» TASK DIRECTIONS:
Write each line out exactly, leaving none out.

====== DATA RECORDS

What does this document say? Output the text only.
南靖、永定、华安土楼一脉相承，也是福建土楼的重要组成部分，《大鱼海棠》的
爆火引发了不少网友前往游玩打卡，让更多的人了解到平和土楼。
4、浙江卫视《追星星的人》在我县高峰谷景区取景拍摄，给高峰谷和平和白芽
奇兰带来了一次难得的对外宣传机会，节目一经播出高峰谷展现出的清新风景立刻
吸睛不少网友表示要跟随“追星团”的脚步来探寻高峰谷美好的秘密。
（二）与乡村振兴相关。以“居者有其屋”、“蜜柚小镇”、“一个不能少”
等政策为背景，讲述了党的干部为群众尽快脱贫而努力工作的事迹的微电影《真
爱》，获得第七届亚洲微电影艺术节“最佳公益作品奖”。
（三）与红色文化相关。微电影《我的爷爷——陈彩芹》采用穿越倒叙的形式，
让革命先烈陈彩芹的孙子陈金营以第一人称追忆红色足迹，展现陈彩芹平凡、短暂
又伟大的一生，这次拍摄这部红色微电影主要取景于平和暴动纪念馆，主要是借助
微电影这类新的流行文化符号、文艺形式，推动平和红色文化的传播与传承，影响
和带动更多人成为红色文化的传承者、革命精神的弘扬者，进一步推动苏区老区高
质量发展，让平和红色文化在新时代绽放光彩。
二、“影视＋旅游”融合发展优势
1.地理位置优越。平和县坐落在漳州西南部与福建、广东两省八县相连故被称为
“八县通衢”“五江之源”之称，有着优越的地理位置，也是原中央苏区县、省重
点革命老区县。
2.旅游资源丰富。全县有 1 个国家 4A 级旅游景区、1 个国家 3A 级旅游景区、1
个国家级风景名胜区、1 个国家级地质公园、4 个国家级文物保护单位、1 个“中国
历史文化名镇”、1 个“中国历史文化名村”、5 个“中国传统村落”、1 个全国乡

============

» EXERCISE SOLUTION:
What does this document say? Output the text only.
南靖、永定、华安土楼一脉相承，也是福建土楼的重要组成部分，《大鱼海棠》的
爆火引发了不少网友前往游玩打卡，让更多的人了解到平和土楼。
4、浙江卫视《追星星的人》在我县高峰谷景区取景拍摄，给高峰谷和平和白芽
奇兰带来了一次难得的对外宣传机会，节目一经播出高峰谷展现出的清新风景立刻
吸睛不少网友表示要跟随“追星团”的脚步来探寻高峰谷美好的秘密。
（二）与乡村振兴相关。以“居者有其屋”、“蜜柚小镇”、“一个不能少”
等政策为背景，讲述了党的干部为群众尽快脱贫而努力工作的事迹的微电影《真
爱》，获得第七届亚洲微电影艺术节“最佳公益作品奖”。
（三）与红色文化相关。微电影《我的爷爷——陈彩芹》采用穿越倒叙的形式，
让革命先烈陈彩芹的孙子陈金营以第一人称追忆红色足迹，展现陈彩芹平凡、短暂
又伟大的一生，这次拍摄这部红色微电影主要取景于平和暴动纪念馆，主要是借助
微电影这类新的流行文化符号、文艺形式，推动平和红色文化的传播与传承，影响
和带动更多人成为红色文化的传承者、革命精神的弘扬者，进一步推动苏区老区高
质量发展，让平和红色文化在新时代绽放光彩。
二、“影视＋旅游”融合发展优势
1.地理位置优越。平和县坐落在漳州西南部与福建、广东两省八县相连故被称为
“八县通衢”“五江之源”之称，有着优越的地理位置，也是原中央苏区县、省重
点革命老区县。
2.旅游资源丰富。全县有 1 个国家 4A 级旅游景区、1 个国家 3A 级旅游景区、1
个国家级风景名胜区、1 个国家级地质公园、4 个国家级文物保护单位、1 个“中国
历史文化名镇”、1 个“中国历史文化名村”、5 个“中国传统村落”、1 个全国乡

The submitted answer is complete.